* **Data records**
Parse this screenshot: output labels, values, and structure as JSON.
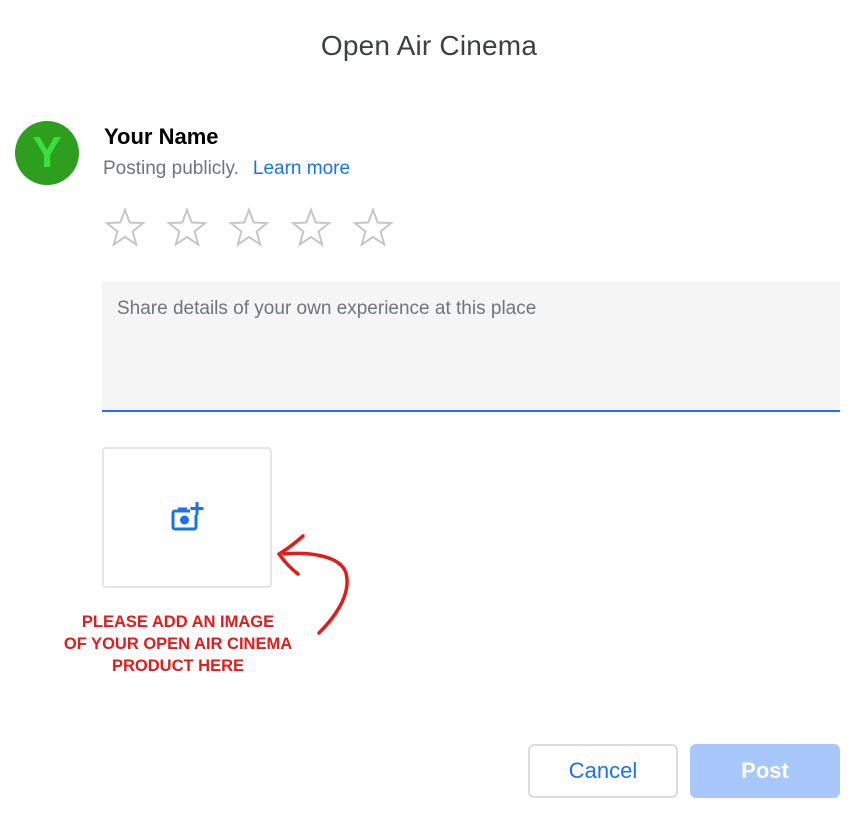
{
  "dialog": {
    "title": "Open Air Cinema"
  },
  "user": {
    "avatar_letter": "Y",
    "name": "Your Name",
    "posting_status": "Posting publicly.",
    "learn_more_label": "Learn more"
  },
  "rating": {
    "max_stars": 5,
    "selected": 0
  },
  "review": {
    "placeholder": "Share details of your own experience at this place",
    "value": ""
  },
  "photo": {
    "icon": "add-photo-icon"
  },
  "annotation": {
    "line1": "PLEASE ADD AN IMAGE",
    "line2": "OF YOUR OPEN AIR CINEMA",
    "line3": "PRODUCT HERE"
  },
  "actions": {
    "cancel_label": "Cancel",
    "post_label": "Post"
  },
  "colors": {
    "accent": "#1a73e8",
    "post_disabled": "#a8c7fa",
    "avatar_bg": "#2e9e1e",
    "annotation": "#e31b1b"
  }
}
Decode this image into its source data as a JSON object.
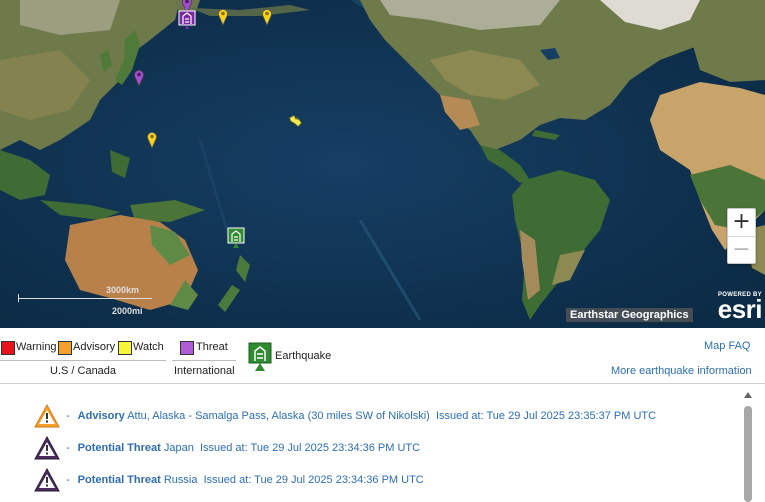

* **Requirement**
Reproduce all of the material exactly, apart from the pictures.

* **Finished answer**
Parse this screenshot: output labels, values, and structure as JSON.
{
  "dialog": {
    "title": "Open Air Cinema"
  },
  "user": {
    "avatar_letter": "Y",
    "name": "Your Name",
    "posting_status": "Posting publicly.",
    "learn_more_label": "Learn more"
  },
  "rating": {
    "max_stars": 5,
    "selected": 0
  },
  "review": {
    "placeholder": "Share details of your own experience at this place",
    "value": ""
  },
  "photo": {
    "icon": "add-photo-icon"
  },
  "annotation": {
    "line1": "PLEASE ADD AN IMAGE",
    "line2": "OF YOUR OPEN AIR CINEMA",
    "line3": "PRODUCT HERE"
  },
  "actions": {
    "cancel_label": "Cancel",
    "post_label": "Post"
  },
  "colors": {
    "accent": "#1a73e8",
    "post_disabled": "#a8c7fa",
    "avatar_bg": "#2e9e1e",
    "annotation": "#e31b1b"
  }
}
Decode this image into its source data as a JSON object.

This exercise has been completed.